PI: Thu D. Nguyen, co-PIs: Ricardo Bianchini, Liviu Iftode, and Richard P. Martin
Overall Project Summary. A high-end PC cluster is the crucial computing infrastructure for our research in the recently established Distributed Computing Laboratory (DISCO Lab) in the Department of Computer Science at Rutgers University. The requested cluster consists of 8 quad-processor PCs, a 16-port Alteon Gb/s Ethernet LAN with layer 4 switching capabilities and 16 NICs, and a 16-port Myrinet Gb/s LAN with 8 NICs. This cluster will support research in several projects that, jointly, are intended to improve the state-of-the-art in cluster computing, moving towards the realization of a robust and efficient distributed computing environment for clusters of PCs. In particular, this proposal describes four projects: (i) developing a robust software distributed shared-memory environment to support emerging cluster applications, (ii) building system support for efficient global utilization of cluster resources, (iii) exploring the construction of highly available operating systems, and (iv) implementing distributed applications such as data mining, scalable servers, and interactive continuous media applications and system mechanisms and policies to support them efficiently on clusters.
Project Abstracts
Project 1: Towards an Efficient and Robust Software DSM System for New Application
Domains on Clusters - Iftode, Bianchini, and Nguyen.
In this project, we propose to implement a high-performance, fault-tolerant
software distributed shared-memory (DSM) system. While researchers have investigated
DSM systems extensively, most current DSM protocols do not meet the performance
and functionality demands of emerging cluster applications such as data mining
and interactive continuous media applications. We will investigate how to improve
DSM support for these applications using multi-threading, prefetching, and fault-tolerance
techniques. We focus on combining various policies for thread scheduling and
migration, prefetching, page migration, and fault-tolerance.
Project 2: Towards a Globally Coherent Computing Environment on Clusters
- Bianchini, Iftode, and Nguyen.
In this project, we propose to build system support for integrating the resources
of a cluster into a coherent global computing environment. In particular we
propose to develop three kernel extensions and investigate relevant design tradeoffs:
(1) a lightweight DSM protocol, (2) a shared logical disk with a global file
cache, and (3) multiple-coherence protocol for sharing the state of a distributed
kernel. We also plan to investigate how to exploit advance communication support
to reduce the system overhead and how to use the idle cycles of the SMP processors
to make clustering more efficient.

····················

To be done: Please carry on the cluster computing proposal above from its last sentence.

Data:
····················

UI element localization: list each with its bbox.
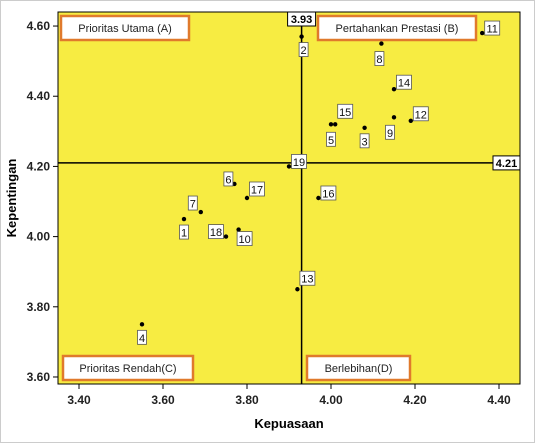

····················

Result:
Project 3: Fault-Tolerant Operating Systems - Martin and Nguyen. This project
will explore the construction of highly available cluster operating systems.
A goal of the project is the demonstration of a practical cluster with a 99.9996%
uptime--three minutes of downtime every two years. We begin with the premise
that hardware and software will experience failures and bugs. We plan to follow
a methodology inspired by the field of manufacturing, where statistical information
about input components is used to create overall designs that are robust to
component failures. Much of the research will thus focus on the definition and
isolation of both hardware and software components and their impact on the operating
system structure and cluster availability.
Project 4: System Support for Emerging Distributed Applications - Nguyen,
Bianchini, Iftode, and Martin.
In this project, we propose to investigate and build system support for emerging
cluster applications such as data mining, scalable servers, and interactive
continuous media applications. Each of these application domains places unique
requirements on the underlying system. Data mining is extremely compute-intensive
and has huge memory requirements. Distributed servers such as web servers have
large I/O requirements and unique load-balancing characteristics that must be
leveraged to achieve scalability and good performance. Interactive continuous
media applications such as real-time 3D rendering and object tracking introduce
soft real-time requirements. In addition, these applications have the intriguing
property that they can tradeoff quality/accuracy for processing requirements,
necessitating new APIs and resource management policies to maximize system efficiency
in a multi-programmed distributed environment. Exploring these application domains
will allow us to implement system mechanisms and policies appropriate for real
cluster applications.